Aim of the task: Transcribe the entries exactly as given and skip whatever images they hold.

(Beginning of Records supplied)

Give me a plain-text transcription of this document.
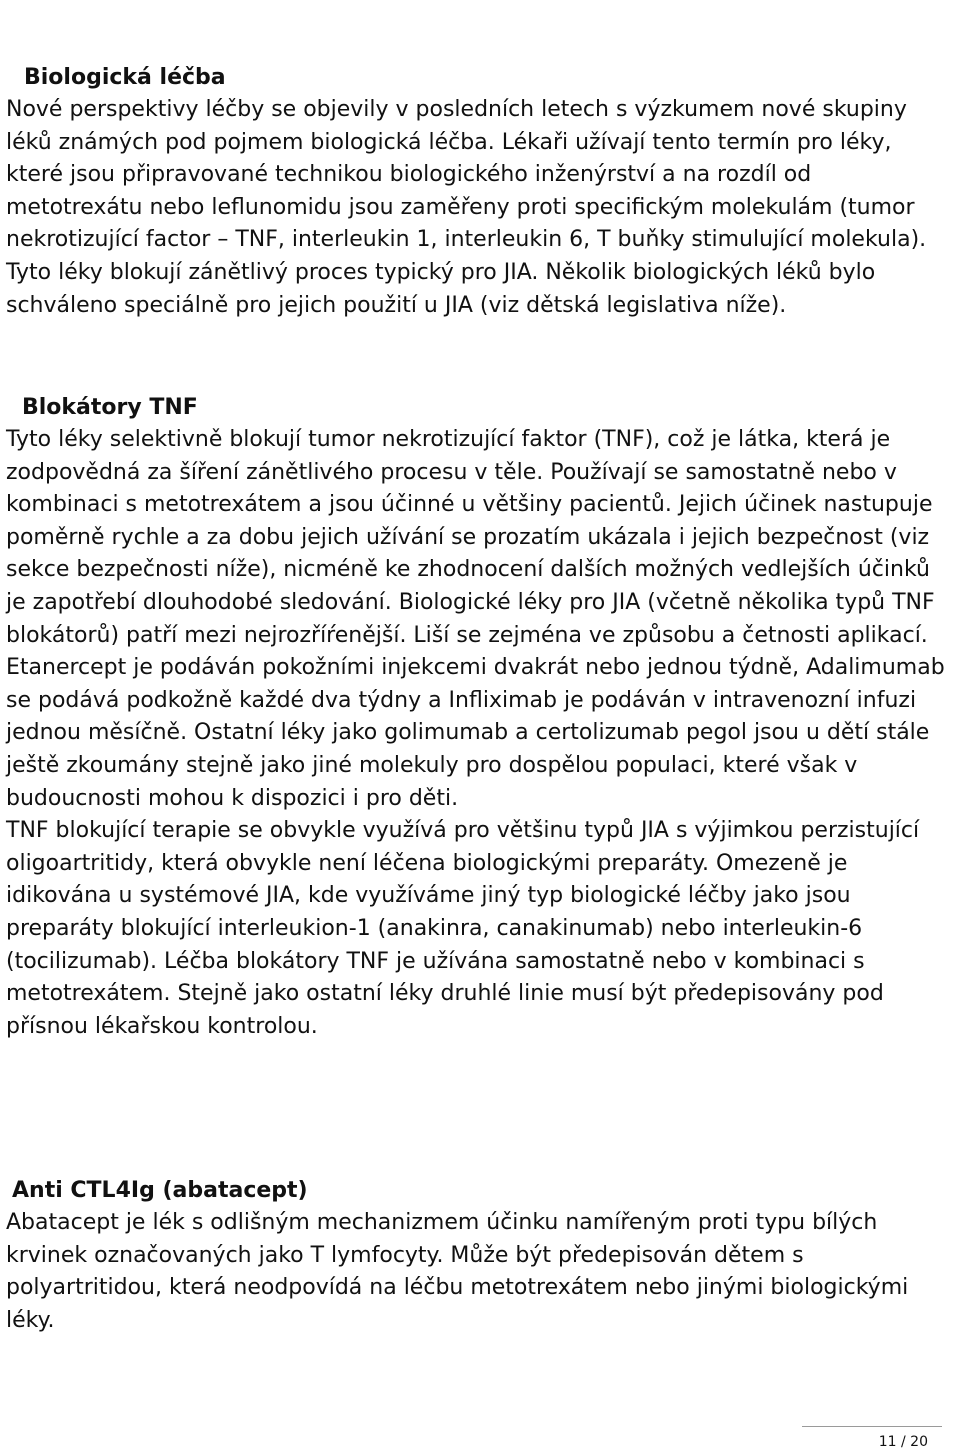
Biologická léčba

Nové perspektivy léčby se objevily v posledních letech s výzkumem nové skupiny léků známých pod pojmem biologická léčba. Lékaři užívají tento termín pro léky, které jsou připravované technikou biologického inženýrství a na rozdíl od metotrexátu nebo leflunomidu jsou zaměřeny proti specifickým molekulám (tumor nekrotizující factor – TNF, interleukin 1, interleukin 6, T buňky stimulující molekula). Tyto léky blokují zánětlivý proces typický pro JIA. Několik biologických léků bylo schváleno speciálně pro jejich použití u JIA (viz dětská legislativa níže).

Blokátory TNF

Tyto léky selektivně blokují tumor nekrotizující faktor (TNF), což je látka, která je zodpovědná za šíření zánětlivého procesu v těle. Používají se samostatně nebo v kombinaci s metotrexátem a jsou účinné u většiny pacientů. Jejich účinek nastupuje poměrně rychle a za dobu jejich užívání se prozatím ukázala i jejich bezpečnost (viz sekce bezpečnosti níže), nicméně ke zhodnocení dalších možných vedlejších účinků je zapotřebí dlouhodobé sledování. Biologické léky pro JIA (včetně několika typů TNF blokátorů) patří mezi nejrozříŕenější. Liší se zejména ve způsobu a četnosti aplikací. Etanercept je podáván pokožními injekcemi dvakrát nebo jednou týdně, Adalimumab se podává podkožně každé dva týdny a Infliximab je podáván v intravenozní infuzi jednou měsíčně. Ostatní léky jako golimumab a certolizumab pegol jsou u dětí stále ještě zkoumány stejně jako jiné molekuly pro dospělou populaci, které však v budoucnosti mohou k dispozici i pro děti.

TNF blokující terapie se obvykle využívá pro většinu typů JIA s výjimkou perzistující oligoartritidy, která obvykle není léčena biologickými preparáty. Omezeně je idikována u systémové JIA, kde využíváme jiný typ biologické léčby jako jsou preparáty blokující interleukion-1 (anakinra, canakinumab) nebo interleukin-6 (tocilizumab). Léčba blokátory TNF je užívána samostatně nebo v kombinaci s metotrexátem. Stejně jako ostatní léky druhlé linie musí být předepisovány pod přísnou lékařskou kontrolou.

Anti CTL4Ig (abatacept)

Abatacept je lék s odlišným mechanizmem účinku namířeným proti typu bílých krvinek označovaných jako T lymfocyty. Může být předepisován dětem s polyartritidou, která neodpovídá na léčbu metotrexátem nebo jinými biologickými léky.

11 / 20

(End of Records supplied)

Expected output:
Give me a plain-text transcription of this document.
Biologická léčba

Nové perspektivy léčby se objevily v posledních letech s výzkumem nové skupiny léků známých pod pojmem biologická léčba. Lékaři užívají tento termín pro léky, které jsou připravované technikou biologického inženýrství a na rozdíl od metotrexátu nebo leflunomidu jsou zaměřeny proti specifickým molekulám (tumor nekrotizující factor – TNF, interleukin 1, interleukin 6, T buňky stimulující molekula). Tyto léky blokují zánětlivý proces typický pro JIA. Několik biologických léků bylo schváleno speciálně pro jejich použití u JIA (viz dětská legislativa níže).

Blokátory TNF

Tyto léky selektivně blokují tumor nekrotizující faktor (TNF), což je látka, která je zodpovědná za šíření zánětlivého procesu v těle. Používají se samostatně nebo v kombinaci s metotrexátem a jsou účinné u většiny pacientů. Jejich účinek nastupuje poměrně rychle a za dobu jejich užívání se prozatím ukázala i jejich bezpečnost (viz sekce bezpečnosti níže), nicméně ke zhodnocení dalších možných vedlejších účinků je zapotřebí dlouhodobé sledování. Biologické léky pro JIA (včetně několika typů TNF blokátorů) patří mezi nejrozříŕenější. Liší se zejména ve způsobu a četnosti aplikací. Etanercept je podáván pokožními injekcemi dvakrát nebo jednou týdně, Adalimumab se podává podkožně každé dva týdny a Infliximab je podáván v intravenozní infuzi jednou měsíčně. Ostatní léky jako golimumab a certolizumab pegol jsou u dětí stále ještě zkoumány stejně jako jiné molekuly pro dospělou populaci, které však v budoucnosti mohou k dispozici i pro děti.

TNF blokující terapie se obvykle využívá pro většinu typů JIA s výjimkou perzistující oligoartritidy, která obvykle není léčena biologickými preparáty. Omezeně je idikována u systémové JIA, kde využíváme jiný typ biologické léčby jako jsou preparáty blokující interleukion-1 (anakinra, canakinumab) nebo interleukin-6 (tocilizumab). Léčba blokátory TNF je užívána samostatně nebo v kombinaci s metotrexátem. Stejně jako ostatní léky druhlé linie musí být předepisovány pod přísnou lékařskou kontrolou.

Anti CTL4Ig (abatacept)

Abatacept je lék s odlišným mechanizmem účinku namířeným proti typu bílých krvinek označovaných jako T lymfocyty. Může být předepisován dětem s polyartritidou, která neodpovídá na léčbu metotrexátem nebo jinými biologickými léky.

11 / 20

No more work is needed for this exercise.